-------- Records for this task

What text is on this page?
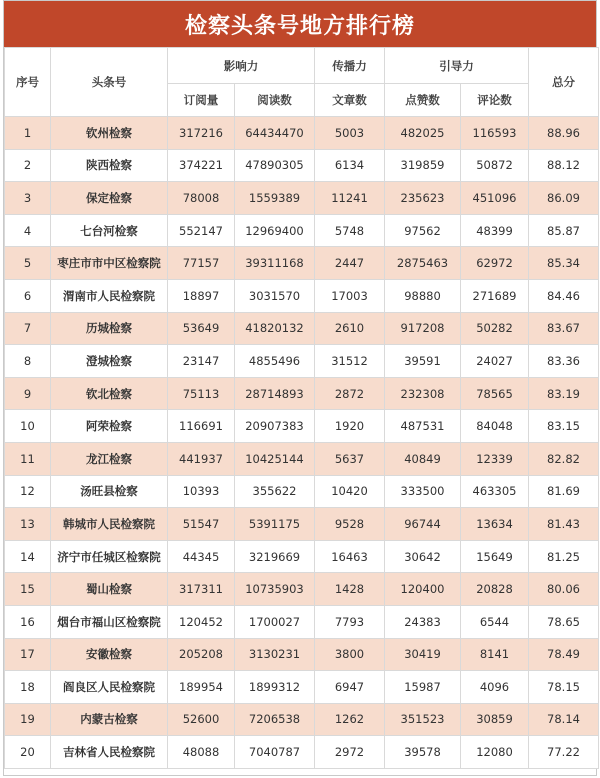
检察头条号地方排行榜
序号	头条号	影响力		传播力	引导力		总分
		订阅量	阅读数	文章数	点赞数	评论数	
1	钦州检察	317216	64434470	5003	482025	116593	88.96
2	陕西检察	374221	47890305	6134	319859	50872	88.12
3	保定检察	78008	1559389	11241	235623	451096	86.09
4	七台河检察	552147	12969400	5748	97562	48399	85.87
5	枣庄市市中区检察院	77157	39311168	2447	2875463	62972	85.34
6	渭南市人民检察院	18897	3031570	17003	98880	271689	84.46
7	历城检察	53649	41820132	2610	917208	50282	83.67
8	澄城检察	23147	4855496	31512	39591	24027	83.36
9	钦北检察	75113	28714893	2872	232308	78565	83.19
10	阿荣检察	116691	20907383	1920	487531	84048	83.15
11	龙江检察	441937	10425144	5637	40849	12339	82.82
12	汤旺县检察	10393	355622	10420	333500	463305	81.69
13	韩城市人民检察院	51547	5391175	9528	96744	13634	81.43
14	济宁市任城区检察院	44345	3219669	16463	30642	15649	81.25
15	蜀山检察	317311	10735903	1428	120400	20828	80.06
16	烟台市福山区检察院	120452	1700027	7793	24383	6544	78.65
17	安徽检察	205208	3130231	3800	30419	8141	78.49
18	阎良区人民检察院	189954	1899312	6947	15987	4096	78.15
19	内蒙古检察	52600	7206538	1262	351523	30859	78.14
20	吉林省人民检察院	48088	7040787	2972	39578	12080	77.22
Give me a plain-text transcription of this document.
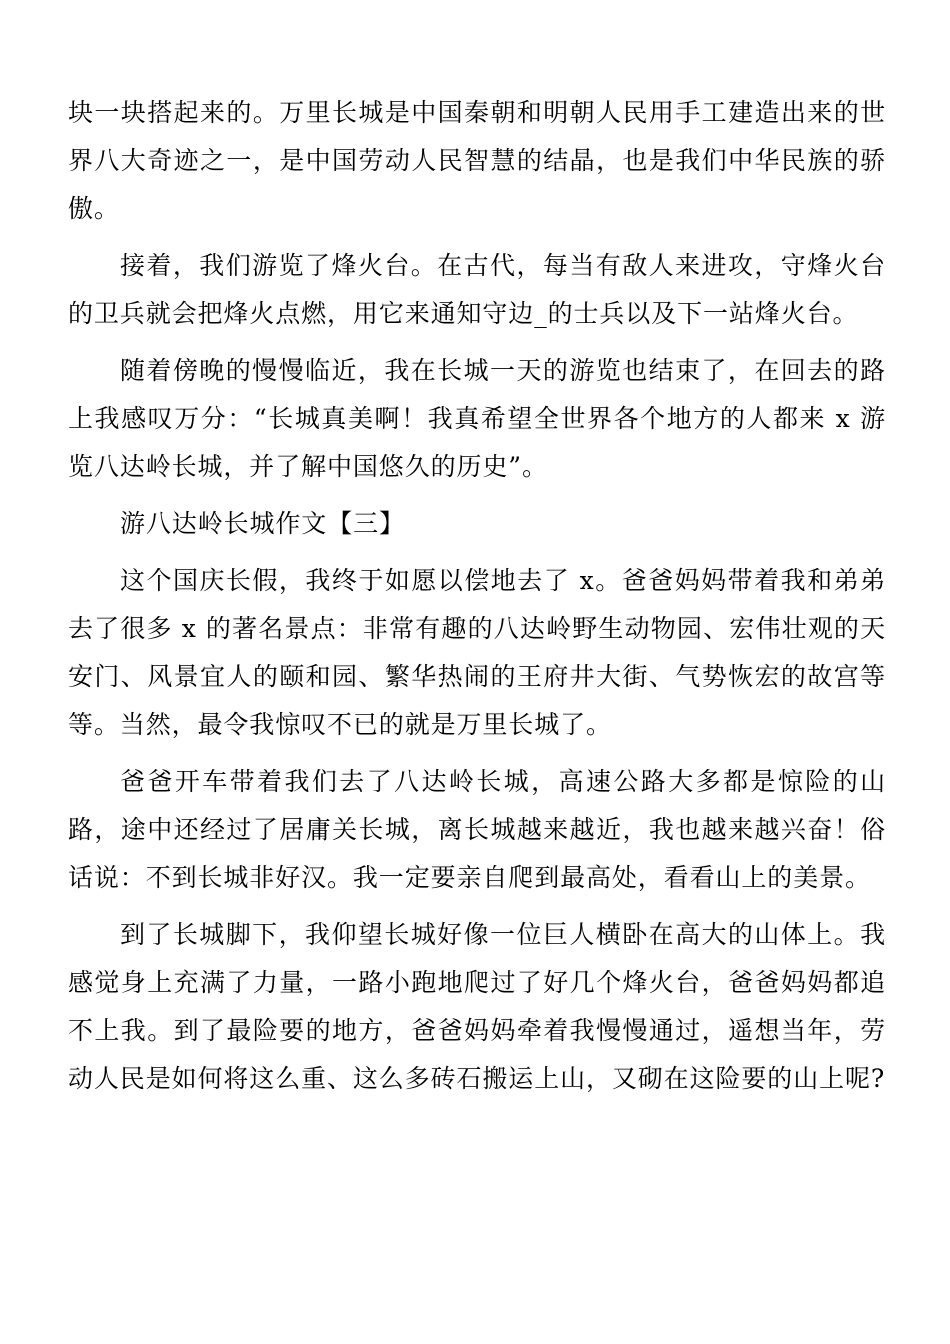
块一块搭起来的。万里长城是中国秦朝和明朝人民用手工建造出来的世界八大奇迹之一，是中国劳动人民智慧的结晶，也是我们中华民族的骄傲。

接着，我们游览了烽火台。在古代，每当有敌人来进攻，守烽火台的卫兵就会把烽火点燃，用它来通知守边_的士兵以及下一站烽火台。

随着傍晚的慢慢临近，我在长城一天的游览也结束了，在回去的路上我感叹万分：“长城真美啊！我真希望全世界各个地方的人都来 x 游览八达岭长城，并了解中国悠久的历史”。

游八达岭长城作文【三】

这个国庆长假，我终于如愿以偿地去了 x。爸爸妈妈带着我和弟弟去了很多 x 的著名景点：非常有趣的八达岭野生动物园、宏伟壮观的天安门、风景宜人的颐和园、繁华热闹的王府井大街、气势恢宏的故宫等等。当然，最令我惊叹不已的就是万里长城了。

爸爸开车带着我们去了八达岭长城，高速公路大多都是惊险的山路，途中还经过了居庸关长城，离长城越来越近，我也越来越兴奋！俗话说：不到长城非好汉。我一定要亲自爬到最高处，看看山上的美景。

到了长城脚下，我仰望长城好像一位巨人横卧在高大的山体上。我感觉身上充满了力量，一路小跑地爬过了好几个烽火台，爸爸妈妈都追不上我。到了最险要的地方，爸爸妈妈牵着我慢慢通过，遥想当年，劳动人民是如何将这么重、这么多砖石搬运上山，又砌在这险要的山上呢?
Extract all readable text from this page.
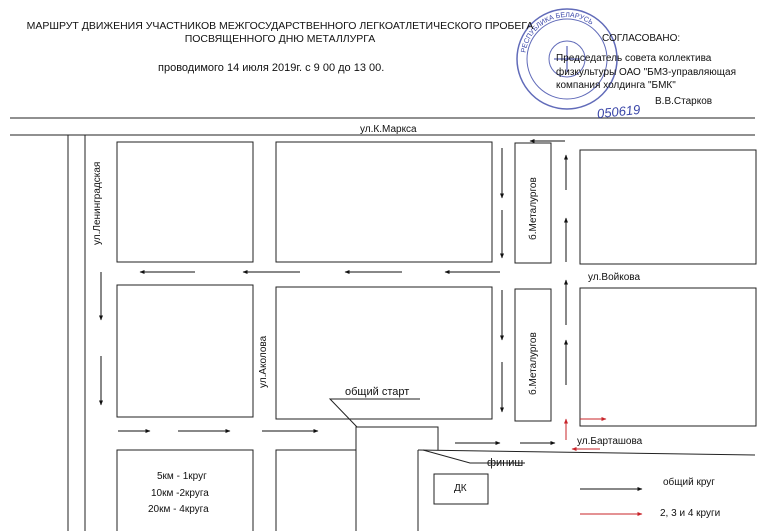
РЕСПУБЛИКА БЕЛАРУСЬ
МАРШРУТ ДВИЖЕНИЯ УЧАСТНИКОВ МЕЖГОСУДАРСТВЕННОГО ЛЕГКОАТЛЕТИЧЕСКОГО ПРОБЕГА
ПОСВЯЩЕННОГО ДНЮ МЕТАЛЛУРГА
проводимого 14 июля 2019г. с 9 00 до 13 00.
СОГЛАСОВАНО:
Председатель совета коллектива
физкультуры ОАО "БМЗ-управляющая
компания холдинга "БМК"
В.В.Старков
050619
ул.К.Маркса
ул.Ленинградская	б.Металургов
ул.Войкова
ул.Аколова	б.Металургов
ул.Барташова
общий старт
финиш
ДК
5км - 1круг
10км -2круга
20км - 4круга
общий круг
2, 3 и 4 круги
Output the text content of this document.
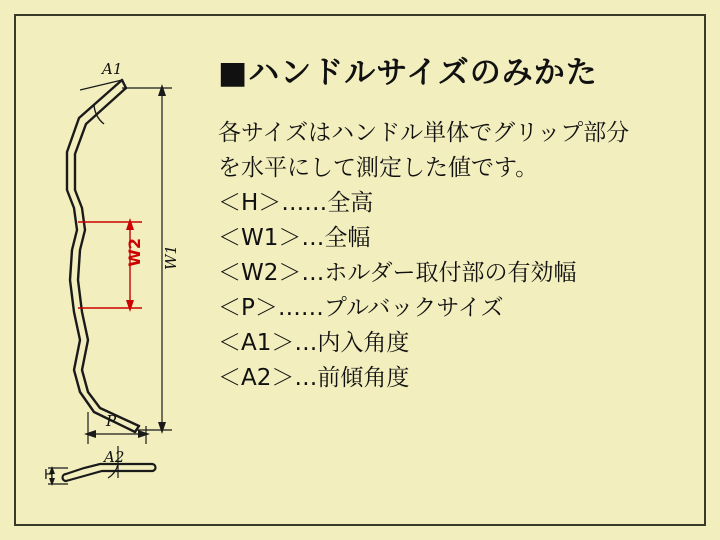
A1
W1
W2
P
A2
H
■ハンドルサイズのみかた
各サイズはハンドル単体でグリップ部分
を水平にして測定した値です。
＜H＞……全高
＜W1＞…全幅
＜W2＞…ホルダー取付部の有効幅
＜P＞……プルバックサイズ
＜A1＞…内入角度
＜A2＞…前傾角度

----------------

▸ Set exercise: Output the full set of records above without changing a word, and drop the images.

▸ The answer:
What text is on this page?
检察头条号地方排行榜
序号	头条号	影响力		传播力	引导力		总分
		订阅量	阅读数	文章数	点赞数	评论数	
1	钦州检察	317216	64434470	5003	482025	116593	88.96
2	陕西检察	374221	47890305	6134	319859	50872	88.12
3	保定检察	78008	1559389	11241	235623	451096	86.09
4	七台河检察	552147	12969400	5748	97562	48399	85.87
5	枣庄市市中区检察院	77157	39311168	2447	2875463	62972	85.34
6	渭南市人民检察院	18897	3031570	17003	98880	271689	84.46
7	历城检察	53649	41820132	2610	917208	50282	83.67
8	澄城检察	23147	4855496	31512	39591	24027	83.36
9	钦北检察	75113	28714893	2872	232308	78565	83.19
10	阿荣检察	116691	20907383	1920	487531	84048	83.15
11	龙江检察	441937	10425144	5637	40849	12339	82.82
12	汤旺县检察	10393	355622	10420	333500	463305	81.69
13	韩城市人民检察院	51547	5391175	9528	96744	13634	81.43
14	济宁市任城区检察院	44345	3219669	16463	30642	15649	81.25
15	蜀山检察	317311	10735903	1428	120400	20828	80.06
16	烟台市福山区检察院	120452	1700027	7793	24383	6544	78.65
17	安徽检察	205208	3130231	3800	30419	8141	78.49
18	阎良区人民检察院	189954	1899312	6947	15987	4096	78.15
19	内蒙古检察	52600	7206538	1262	351523	30859	78.14
20	吉林省人民检察院	48088	7040787	2972	39578	12080	77.22
Give me a plain-text transcription of this document.
块一块搭起来的。万里长城是中国秦朝和明朝人民用手工建造出来的世界八大奇迹之一，是中国劳动人民智慧的结晶，也是我们中华民族的骄傲。

接着，我们游览了烽火台。在古代，每当有敌人来进攻，守烽火台的卫兵就会把烽火点燃，用它来通知守边_的士兵以及下一站烽火台。

随着傍晚的慢慢临近，我在长城一天的游览也结束了，在回去的路上我感叹万分：“长城真美啊！我真希望全世界各个地方的人都来 x 游览八达岭长城，并了解中国悠久的历史”。

游八达岭长城作文【三】

这个国庆长假，我终于如愿以偿地去了 x。爸爸妈妈带着我和弟弟去了很多 x 的著名景点：非常有趣的八达岭野生动物园、宏伟壮观的天安门、风景宜人的颐和园、繁华热闹的王府井大街、气势恢宏的故宫等等。当然，最令我惊叹不已的就是万里长城了。

爸爸开车带着我们去了八达岭长城，高速公路大多都是惊险的山路，途中还经过了居庸关长城，离长城越来越近，我也越来越兴奋！俗话说：不到长城非好汉。我一定要亲自爬到最高处，看看山上的美景。

到了长城脚下，我仰望长城好像一位巨人横卧在高大的山体上。我感觉身上充满了力量，一路小跑地爬过了好几个烽火台，爸爸妈妈都追不上我。到了最险要的地方，爸爸妈妈牵着我慢慢通过，遥想当年，劳动人民是如何将这么重、这么多砖石搬运上山，又砌在这险要的山上呢?
Extract all readable text from this page.
РЕСПУБЛИКА БЕЛАРУСЬ
МАРШРУТ ДВИЖЕНИЯ УЧАСТНИКОВ МЕЖГОСУДАРСТВЕННОГО ЛЕГКОАТЛЕТИЧЕСКОГО ПРОБЕГА
ПОСВЯЩЕННОГО ДНЮ МЕТАЛЛУРГА
проводимого 14 июля 2019г. с 9 00 до 13 00.
СОГЛАСОВАНО:
Председатель совета коллектива
физкультуры ОАО "БМЗ-управляющая
компания холдинга "БМК"
В.В.Старков
050619
ул.К.Маркса
ул.Ленинградская	б.Металургов
ул.Войкова
ул.Аколова	б.Металургов
ул.Барташова
общий старт
финиш
ДК
5км - 1круг
10км -2круга
20км - 4круга
общий круг
2, 3 и 4 круги
Output the text content of this document.
A1
W1
W2
P
A2
H
■ハンドルサイズのみかた
各サイズはハンドル単体でグリップ部分
を水平にして測定した値です。
＜H＞……全高
＜W1＞…全幅
＜W2＞…ホルダー取付部の有効幅
＜P＞……プルバックサイズ
＜A1＞…内入角度
＜A2＞…前傾角度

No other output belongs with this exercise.